**Data in this exercise**:
········

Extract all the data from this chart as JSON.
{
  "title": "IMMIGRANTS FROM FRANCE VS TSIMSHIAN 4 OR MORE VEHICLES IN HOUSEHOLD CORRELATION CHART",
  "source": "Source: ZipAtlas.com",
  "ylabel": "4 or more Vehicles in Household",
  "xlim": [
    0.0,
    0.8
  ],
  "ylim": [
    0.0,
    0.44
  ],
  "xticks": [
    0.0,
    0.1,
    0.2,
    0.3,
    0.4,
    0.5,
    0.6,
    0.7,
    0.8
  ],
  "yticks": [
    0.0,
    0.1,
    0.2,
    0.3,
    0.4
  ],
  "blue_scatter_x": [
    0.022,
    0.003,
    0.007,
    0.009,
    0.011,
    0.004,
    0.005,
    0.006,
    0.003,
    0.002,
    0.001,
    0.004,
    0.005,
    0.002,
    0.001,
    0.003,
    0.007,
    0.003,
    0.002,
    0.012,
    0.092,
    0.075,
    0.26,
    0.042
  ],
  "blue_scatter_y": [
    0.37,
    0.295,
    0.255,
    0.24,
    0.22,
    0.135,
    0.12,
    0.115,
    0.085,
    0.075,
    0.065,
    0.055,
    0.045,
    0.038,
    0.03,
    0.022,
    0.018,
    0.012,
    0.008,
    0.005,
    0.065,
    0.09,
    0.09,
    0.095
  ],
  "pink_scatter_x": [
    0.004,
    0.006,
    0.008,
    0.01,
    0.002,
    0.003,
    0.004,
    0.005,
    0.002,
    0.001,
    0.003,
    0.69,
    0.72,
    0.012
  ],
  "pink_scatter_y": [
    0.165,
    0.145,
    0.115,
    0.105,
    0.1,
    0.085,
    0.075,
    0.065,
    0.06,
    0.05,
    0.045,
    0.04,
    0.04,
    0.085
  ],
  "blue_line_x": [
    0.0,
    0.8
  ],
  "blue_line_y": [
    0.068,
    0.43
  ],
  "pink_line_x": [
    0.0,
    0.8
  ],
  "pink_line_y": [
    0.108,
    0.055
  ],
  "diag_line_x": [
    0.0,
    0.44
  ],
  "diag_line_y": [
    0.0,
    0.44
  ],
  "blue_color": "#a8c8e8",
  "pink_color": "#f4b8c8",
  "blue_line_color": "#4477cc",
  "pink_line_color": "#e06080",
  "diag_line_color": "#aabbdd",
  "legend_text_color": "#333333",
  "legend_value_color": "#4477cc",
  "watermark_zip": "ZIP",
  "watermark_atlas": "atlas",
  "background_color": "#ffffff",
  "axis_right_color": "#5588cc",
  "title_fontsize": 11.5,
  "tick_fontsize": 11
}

········

**Aim of the exercise**:
Give the listing above again, word for word.

**Solution to the problem**:
Extract all the data from this chart as JSON.
{
  "title": "IMMIGRANTS FROM FRANCE VS TSIMSHIAN 4 OR MORE VEHICLES IN HOUSEHOLD CORRELATION CHART",
  "source": "Source: ZipAtlas.com",
  "ylabel": "4 or more Vehicles in Household",
  "xlim": [
    0.0,
    0.8
  ],
  "ylim": [
    0.0,
    0.44
  ],
  "xticks": [
    0.0,
    0.1,
    0.2,
    0.3,
    0.4,
    0.5,
    0.6,
    0.7,
    0.8
  ],
  "yticks": [
    0.0,
    0.1,
    0.2,
    0.3,
    0.4
  ],
  "blue_scatter_x": [
    0.022,
    0.003,
    0.007,
    0.009,
    0.011,
    0.004,
    0.005,
    0.006,
    0.003,
    0.002,
    0.001,
    0.004,
    0.005,
    0.002,
    0.001,
    0.003,
    0.007,
    0.003,
    0.002,
    0.012,
    0.092,
    0.075,
    0.26,
    0.042
  ],
  "blue_scatter_y": [
    0.37,
    0.295,
    0.255,
    0.24,
    0.22,
    0.135,
    0.12,
    0.115,
    0.085,
    0.075,
    0.065,
    0.055,
    0.045,
    0.038,
    0.03,
    0.022,
    0.018,
    0.012,
    0.008,
    0.005,
    0.065,
    0.09,
    0.09,
    0.095
  ],
  "pink_scatter_x": [
    0.004,
    0.006,
    0.008,
    0.01,
    0.002,
    0.003,
    0.004,
    0.005,
    0.002,
    0.001,
    0.003,
    0.69,
    0.72,
    0.012
  ],
  "pink_scatter_y": [
    0.165,
    0.145,
    0.115,
    0.105,
    0.1,
    0.085,
    0.075,
    0.065,
    0.06,
    0.05,
    0.045,
    0.04,
    0.04,
    0.085
  ],
  "blue_line_x": [
    0.0,
    0.8
  ],
  "blue_line_y": [
    0.068,
    0.43
  ],
  "pink_line_x": [
    0.0,
    0.8
  ],
  "pink_line_y": [
    0.108,
    0.055
  ],
  "diag_line_x": [
    0.0,
    0.44
  ],
  "diag_line_y": [
    0.0,
    0.44
  ],
  "blue_color": "#a8c8e8",
  "pink_color": "#f4b8c8",
  "blue_line_color": "#4477cc",
  "pink_line_color": "#e06080",
  "diag_line_color": "#aabbdd",
  "legend_text_color": "#333333",
  "legend_value_color": "#4477cc",
  "watermark_zip": "ZIP",
  "watermark_atlas": "atlas",
  "background_color": "#ffffff",
  "axis_right_color": "#5588cc",
  "title_fontsize": 11.5,
  "tick_fontsize": 11
}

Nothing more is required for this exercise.